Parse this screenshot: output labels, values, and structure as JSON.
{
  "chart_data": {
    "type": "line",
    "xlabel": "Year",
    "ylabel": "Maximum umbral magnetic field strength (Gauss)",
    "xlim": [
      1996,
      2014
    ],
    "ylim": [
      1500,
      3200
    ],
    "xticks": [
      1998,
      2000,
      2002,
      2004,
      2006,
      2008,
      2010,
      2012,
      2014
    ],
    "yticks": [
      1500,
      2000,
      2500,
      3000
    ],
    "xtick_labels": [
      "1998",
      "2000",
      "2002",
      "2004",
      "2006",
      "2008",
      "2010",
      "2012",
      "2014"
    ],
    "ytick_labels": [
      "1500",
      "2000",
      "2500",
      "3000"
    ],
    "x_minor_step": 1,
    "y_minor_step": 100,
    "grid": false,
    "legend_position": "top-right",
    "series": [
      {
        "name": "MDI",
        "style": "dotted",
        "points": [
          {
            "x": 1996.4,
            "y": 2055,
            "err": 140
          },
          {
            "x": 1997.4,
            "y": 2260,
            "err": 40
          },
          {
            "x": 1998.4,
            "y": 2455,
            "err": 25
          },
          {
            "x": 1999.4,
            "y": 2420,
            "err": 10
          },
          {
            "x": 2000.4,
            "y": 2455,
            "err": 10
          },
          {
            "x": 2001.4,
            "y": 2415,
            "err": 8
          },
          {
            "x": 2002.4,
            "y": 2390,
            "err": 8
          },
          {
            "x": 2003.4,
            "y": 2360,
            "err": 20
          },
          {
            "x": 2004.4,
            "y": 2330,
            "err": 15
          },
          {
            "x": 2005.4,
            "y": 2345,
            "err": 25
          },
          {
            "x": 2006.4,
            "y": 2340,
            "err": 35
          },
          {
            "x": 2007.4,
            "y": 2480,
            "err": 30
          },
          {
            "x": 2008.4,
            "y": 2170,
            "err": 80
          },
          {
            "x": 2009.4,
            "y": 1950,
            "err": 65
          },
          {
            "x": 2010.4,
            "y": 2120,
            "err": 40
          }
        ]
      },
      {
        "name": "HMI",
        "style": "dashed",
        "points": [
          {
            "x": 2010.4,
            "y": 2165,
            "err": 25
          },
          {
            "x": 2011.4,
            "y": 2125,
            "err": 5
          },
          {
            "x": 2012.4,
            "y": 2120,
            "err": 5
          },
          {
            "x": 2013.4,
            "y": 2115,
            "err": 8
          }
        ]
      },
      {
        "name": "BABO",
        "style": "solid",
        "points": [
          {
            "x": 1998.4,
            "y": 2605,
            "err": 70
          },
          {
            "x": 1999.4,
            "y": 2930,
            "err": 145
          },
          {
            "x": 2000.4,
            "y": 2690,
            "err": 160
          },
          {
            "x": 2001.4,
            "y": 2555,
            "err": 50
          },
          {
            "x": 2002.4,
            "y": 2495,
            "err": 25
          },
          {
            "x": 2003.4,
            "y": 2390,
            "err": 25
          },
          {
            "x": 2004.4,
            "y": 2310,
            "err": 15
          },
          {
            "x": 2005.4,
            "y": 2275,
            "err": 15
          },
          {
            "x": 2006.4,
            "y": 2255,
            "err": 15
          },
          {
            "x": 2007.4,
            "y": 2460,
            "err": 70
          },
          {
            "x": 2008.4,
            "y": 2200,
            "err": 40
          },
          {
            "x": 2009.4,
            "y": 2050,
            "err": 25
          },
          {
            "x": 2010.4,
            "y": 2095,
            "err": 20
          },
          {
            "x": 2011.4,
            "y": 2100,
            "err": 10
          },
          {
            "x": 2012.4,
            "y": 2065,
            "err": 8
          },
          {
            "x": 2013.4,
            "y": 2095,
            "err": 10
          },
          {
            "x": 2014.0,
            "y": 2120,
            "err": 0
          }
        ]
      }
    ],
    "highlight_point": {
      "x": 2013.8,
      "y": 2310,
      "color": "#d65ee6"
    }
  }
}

What is expected: Repeat the material word for word, in full.

Exercise response:
Parse this screenshot: output labels, values, and structure as JSON.
{
  "chart_data": {
    "type": "line",
    "xlabel": "Year",
    "ylabel": "Maximum umbral magnetic field strength (Gauss)",
    "xlim": [
      1996,
      2014
    ],
    "ylim": [
      1500,
      3200
    ],
    "xticks": [
      1998,
      2000,
      2002,
      2004,
      2006,
      2008,
      2010,
      2012,
      2014
    ],
    "yticks": [
      1500,
      2000,
      2500,
      3000
    ],
    "xtick_labels": [
      "1998",
      "2000",
      "2002",
      "2004",
      "2006",
      "2008",
      "2010",
      "2012",
      "2014"
    ],
    "ytick_labels": [
      "1500",
      "2000",
      "2500",
      "3000"
    ],
    "x_minor_step": 1,
    "y_minor_step": 100,
    "grid": false,
    "legend_position": "top-right",
    "series": [
      {
        "name": "MDI",
        "style": "dotted",
        "points": [
          {
            "x": 1996.4,
            "y": 2055,
            "err": 140
          },
          {
            "x": 1997.4,
            "y": 2260,
            "err": 40
          },
          {
            "x": 1998.4,
            "y": 2455,
            "err": 25
          },
          {
            "x": 1999.4,
            "y": 2420,
            "err": 10
          },
          {
            "x": 2000.4,
            "y": 2455,
            "err": 10
          },
          {
            "x": 2001.4,
            "y": 2415,
            "err": 8
          },
          {
            "x": 2002.4,
            "y": 2390,
            "err": 8
          },
          {
            "x": 2003.4,
            "y": 2360,
            "err": 20
          },
          {
            "x": 2004.4,
            "y": 2330,
            "err": 15
          },
          {
            "x": 2005.4,
            "y": 2345,
            "err": 25
          },
          {
            "x": 2006.4,
            "y": 2340,
            "err": 35
          },
          {
            "x": 2007.4,
            "y": 2480,
            "err": 30
          },
          {
            "x": 2008.4,
            "y": 2170,
            "err": 80
          },
          {
            "x": 2009.4,
            "y": 1950,
            "err": 65
          },
          {
            "x": 2010.4,
            "y": 2120,
            "err": 40
          }
        ]
      },
      {
        "name": "HMI",
        "style": "dashed",
        "points": [
          {
            "x": 2010.4,
            "y": 2165,
            "err": 25
          },
          {
            "x": 2011.4,
            "y": 2125,
            "err": 5
          },
          {
            "x": 2012.4,
            "y": 2120,
            "err": 5
          },
          {
            "x": 2013.4,
            "y": 2115,
            "err": 8
          }
        ]
      },
      {
        "name": "BABO",
        "style": "solid",
        "points": [
          {
            "x": 1998.4,
            "y": 2605,
            "err": 70
          },
          {
            "x": 1999.4,
            "y": 2930,
            "err": 145
          },
          {
            "x": 2000.4,
            "y": 2690,
            "err": 160
          },
          {
            "x": 2001.4,
            "y": 2555,
            "err": 50
          },
          {
            "x": 2002.4,
            "y": 2495,
            "err": 25
          },
          {
            "x": 2003.4,
            "y": 2390,
            "err": 25
          },
          {
            "x": 2004.4,
            "y": 2310,
            "err": 15
          },
          {
            "x": 2005.4,
            "y": 2275,
            "err": 15
          },
          {
            "x": 2006.4,
            "y": 2255,
            "err": 15
          },
          {
            "x": 2007.4,
            "y": 2460,
            "err": 70
          },
          {
            "x": 2008.4,
            "y": 2200,
            "err": 40
          },
          {
            "x": 2009.4,
            "y": 2050,
            "err": 25
          },
          {
            "x": 2010.4,
            "y": 2095,
            "err": 20
          },
          {
            "x": 2011.4,
            "y": 2100,
            "err": 10
          },
          {
            "x": 2012.4,
            "y": 2065,
            "err": 8
          },
          {
            "x": 2013.4,
            "y": 2095,
            "err": 10
          },
          {
            "x": 2014.0,
            "y": 2120,
            "err": 0
          }
        ]
      }
    ],
    "highlight_point": {
      "x": 2013.8,
      "y": 2310,
      "color": "#d65ee6"
    }
  }
}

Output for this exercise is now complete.